====== Provided records ======
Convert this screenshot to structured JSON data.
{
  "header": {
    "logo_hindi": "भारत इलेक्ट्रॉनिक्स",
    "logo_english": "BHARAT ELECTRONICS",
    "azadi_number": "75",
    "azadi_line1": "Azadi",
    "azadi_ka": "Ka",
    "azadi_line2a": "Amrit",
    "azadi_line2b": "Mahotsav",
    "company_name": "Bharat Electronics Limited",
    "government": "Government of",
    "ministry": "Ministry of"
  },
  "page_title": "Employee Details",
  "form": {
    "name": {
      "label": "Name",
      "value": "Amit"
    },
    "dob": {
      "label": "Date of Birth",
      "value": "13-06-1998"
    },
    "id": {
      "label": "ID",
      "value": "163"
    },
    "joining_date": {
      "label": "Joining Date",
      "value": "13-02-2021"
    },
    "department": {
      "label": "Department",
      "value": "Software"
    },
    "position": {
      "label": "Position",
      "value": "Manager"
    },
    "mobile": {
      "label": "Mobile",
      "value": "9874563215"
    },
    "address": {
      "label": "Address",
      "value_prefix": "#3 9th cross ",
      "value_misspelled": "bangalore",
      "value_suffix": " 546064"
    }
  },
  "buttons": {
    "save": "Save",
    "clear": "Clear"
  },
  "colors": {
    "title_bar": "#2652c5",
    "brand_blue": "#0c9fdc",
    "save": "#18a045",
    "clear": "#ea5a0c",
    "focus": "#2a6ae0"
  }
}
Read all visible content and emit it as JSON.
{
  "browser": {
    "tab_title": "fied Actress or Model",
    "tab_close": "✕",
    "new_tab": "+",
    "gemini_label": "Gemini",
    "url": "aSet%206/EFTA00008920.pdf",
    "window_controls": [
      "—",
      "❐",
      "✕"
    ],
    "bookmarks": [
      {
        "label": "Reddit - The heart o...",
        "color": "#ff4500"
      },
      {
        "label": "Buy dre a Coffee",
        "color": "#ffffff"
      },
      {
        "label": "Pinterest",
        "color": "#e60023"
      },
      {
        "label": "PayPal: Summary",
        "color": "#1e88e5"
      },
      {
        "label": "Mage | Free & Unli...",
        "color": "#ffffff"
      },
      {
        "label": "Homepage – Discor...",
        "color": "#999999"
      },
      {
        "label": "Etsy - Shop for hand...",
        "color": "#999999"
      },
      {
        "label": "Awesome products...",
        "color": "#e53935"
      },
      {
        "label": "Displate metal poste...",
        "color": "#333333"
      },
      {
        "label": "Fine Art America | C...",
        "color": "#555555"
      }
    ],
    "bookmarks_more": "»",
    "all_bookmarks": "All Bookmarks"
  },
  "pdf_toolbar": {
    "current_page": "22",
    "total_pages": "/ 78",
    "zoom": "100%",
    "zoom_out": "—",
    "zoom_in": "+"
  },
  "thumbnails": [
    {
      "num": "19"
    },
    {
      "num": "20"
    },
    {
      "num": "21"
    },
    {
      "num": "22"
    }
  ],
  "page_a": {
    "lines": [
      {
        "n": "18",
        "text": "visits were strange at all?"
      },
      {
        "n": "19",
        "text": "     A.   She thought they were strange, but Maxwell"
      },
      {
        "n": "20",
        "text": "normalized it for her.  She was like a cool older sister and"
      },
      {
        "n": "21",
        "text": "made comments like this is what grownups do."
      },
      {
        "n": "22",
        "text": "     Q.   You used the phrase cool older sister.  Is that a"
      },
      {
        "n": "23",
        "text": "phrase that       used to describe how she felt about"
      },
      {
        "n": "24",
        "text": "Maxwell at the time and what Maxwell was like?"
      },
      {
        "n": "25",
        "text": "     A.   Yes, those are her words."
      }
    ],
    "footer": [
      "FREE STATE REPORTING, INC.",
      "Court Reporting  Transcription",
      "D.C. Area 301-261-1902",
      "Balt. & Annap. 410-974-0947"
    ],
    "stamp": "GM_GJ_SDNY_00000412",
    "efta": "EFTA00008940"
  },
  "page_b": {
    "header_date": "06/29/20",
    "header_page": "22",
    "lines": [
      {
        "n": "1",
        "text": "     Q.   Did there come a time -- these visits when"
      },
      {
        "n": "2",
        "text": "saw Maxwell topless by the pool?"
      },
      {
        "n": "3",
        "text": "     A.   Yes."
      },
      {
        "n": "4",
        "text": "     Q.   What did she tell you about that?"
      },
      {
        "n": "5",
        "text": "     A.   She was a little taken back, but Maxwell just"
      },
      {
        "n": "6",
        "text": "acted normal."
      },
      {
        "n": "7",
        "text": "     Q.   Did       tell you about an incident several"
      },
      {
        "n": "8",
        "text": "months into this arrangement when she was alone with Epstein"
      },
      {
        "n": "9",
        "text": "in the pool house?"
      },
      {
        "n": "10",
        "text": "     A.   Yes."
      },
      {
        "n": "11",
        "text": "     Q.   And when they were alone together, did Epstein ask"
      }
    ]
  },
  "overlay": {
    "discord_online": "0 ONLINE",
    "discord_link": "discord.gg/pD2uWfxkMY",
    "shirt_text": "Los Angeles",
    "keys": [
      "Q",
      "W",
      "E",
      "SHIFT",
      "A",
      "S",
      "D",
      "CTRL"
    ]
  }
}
======
Write out the data exactly as it stands.

Convert this screenshot to structured JSON data.
{
  "header": {
    "logo_hindi": "भारत इलेक्ट्रॉनिक्स",
    "logo_english": "BHARAT ELECTRONICS",
    "azadi_number": "75",
    "azadi_line1": "Azadi",
    "azadi_ka": "Ka",
    "azadi_line2a": "Amrit",
    "azadi_line2b": "Mahotsav",
    "company_name": "Bharat Electronics Limited",
    "government": "Government of",
    "ministry": "Ministry of"
  },
  "page_title": "Employee Details",
  "form": {
    "name": {
      "label": "Name",
      "value": "Amit"
    },
    "dob": {
      "label": "Date of Birth",
      "value": "13-06-1998"
    },
    "id": {
      "label": "ID",
      "value": "163"
    },
    "joining_date": {
      "label": "Joining Date",
      "value": "13-02-2021"
    },
    "department": {
      "label": "Department",
      "value": "Software"
    },
    "position": {
      "label": "Position",
      "value": "Manager"
    },
    "mobile": {
      "label": "Mobile",
      "value": "9874563215"
    },
    "address": {
      "label": "Address",
      "value_prefix": "#3 9th cross ",
      "value_misspelled": "bangalore",
      "value_suffix": " 546064"
    }
  },
  "buttons": {
    "save": "Save",
    "clear": "Clear"
  },
  "colors": {
    "title_bar": "#2652c5",
    "brand_blue": "#0c9fdc",
    "save": "#18a045",
    "clear": "#ea5a0c",
    "focus": "#2a6ae0"
  }
}
Read all visible content and emit it as JSON.
{
  "browser": {
    "tab_title": "fied Actress or Model",
    "tab_close": "✕",
    "new_tab": "+",
    "gemini_label": "Gemini",
    "url": "aSet%206/EFTA00008920.pdf",
    "window_controls": [
      "—",
      "❐",
      "✕"
    ],
    "bookmarks": [
      {
        "label": "Reddit - The heart o...",
        "color": "#ff4500"
      },
      {
        "label": "Buy dre a Coffee",
        "color": "#ffffff"
      },
      {
        "label": "Pinterest",
        "color": "#e60023"
      },
      {
        "label": "PayPal: Summary",
        "color": "#1e88e5"
      },
      {
        "label": "Mage | Free & Unli...",
        "color": "#ffffff"
      },
      {
        "label": "Homepage – Discor...",
        "color": "#999999"
      },
      {
        "label": "Etsy - Shop for hand...",
        "color": "#999999"
      },
      {
        "label": "Awesome products...",
        "color": "#e53935"
      },
      {
        "label": "Displate metal poste...",
        "color": "#333333"
      },
      {
        "label": "Fine Art America | C...",
        "color": "#555555"
      }
    ],
    "bookmarks_more": "»",
    "all_bookmarks": "All Bookmarks"
  },
  "pdf_toolbar": {
    "current_page": "22",
    "total_pages": "/ 78",
    "zoom": "100%",
    "zoom_out": "—",
    "zoom_in": "+"
  },
  "thumbnails": [
    {
      "num": "19"
    },
    {
      "num": "20"
    },
    {
      "num": "21"
    },
    {
      "num": "22"
    }
  ],
  "page_a": {
    "lines": [
      {
        "n": "18",
        "text": "visits were strange at all?"
      },
      {
        "n": "19",
        "text": "     A.   She thought they were strange, but Maxwell"
      },
      {
        "n": "20",
        "text": "normalized it for her.  She was like a cool older sister and"
      },
      {
        "n": "21",
        "text": "made comments like this is what grownups do."
      },
      {
        "n": "22",
        "text": "     Q.   You used the phrase cool older sister.  Is that a"
      },
      {
        "n": "23",
        "text": "phrase that       used to describe how she felt about"
      },
      {
        "n": "24",
        "text": "Maxwell at the time and what Maxwell was like?"
      },
      {
        "n": "25",
        "text": "     A.   Yes, those are her words."
      }
    ],
    "footer": [
      "FREE STATE REPORTING, INC.",
      "Court Reporting  Transcription",
      "D.C. Area 301-261-1902",
      "Balt. & Annap. 410-974-0947"
    ],
    "stamp": "GM_GJ_SDNY_00000412",
    "efta": "EFTA00008940"
  },
  "page_b": {
    "header_date": "06/29/20",
    "header_page": "22",
    "lines": [
      {
        "n": "1",
        "text": "     Q.   Did there come a time -- these visits when"
      },
      {
        "n": "2",
        "text": "saw Maxwell topless by the pool?"
      },
      {
        "n": "3",
        "text": "     A.   Yes."
      },
      {
        "n": "4",
        "text": "     Q.   What did she tell you about that?"
      },
      {
        "n": "5",
        "text": "     A.   She was a little taken back, but Maxwell just"
      },
      {
        "n": "6",
        "text": "acted normal."
      },
      {
        "n": "7",
        "text": "     Q.   Did       tell you about an incident several"
      },
      {
        "n": "8",
        "text": "months into this arrangement when she was alone with Epstein"
      },
      {
        "n": "9",
        "text": "in the pool house?"
      },
      {
        "n": "10",
        "text": "     A.   Yes."
      },
      {
        "n": "11",
        "text": "     Q.   And when they were alone together, did Epstein ask"
      }
    ]
  },
  "overlay": {
    "discord_online": "0 ONLINE",
    "discord_link": "discord.gg/pD2uWfxkMY",
    "shirt_text": "Los Angeles",
    "keys": [
      "Q",
      "W",
      "E",
      "SHIFT",
      "A",
      "S",
      "D",
      "CTRL"
    ]
  }
}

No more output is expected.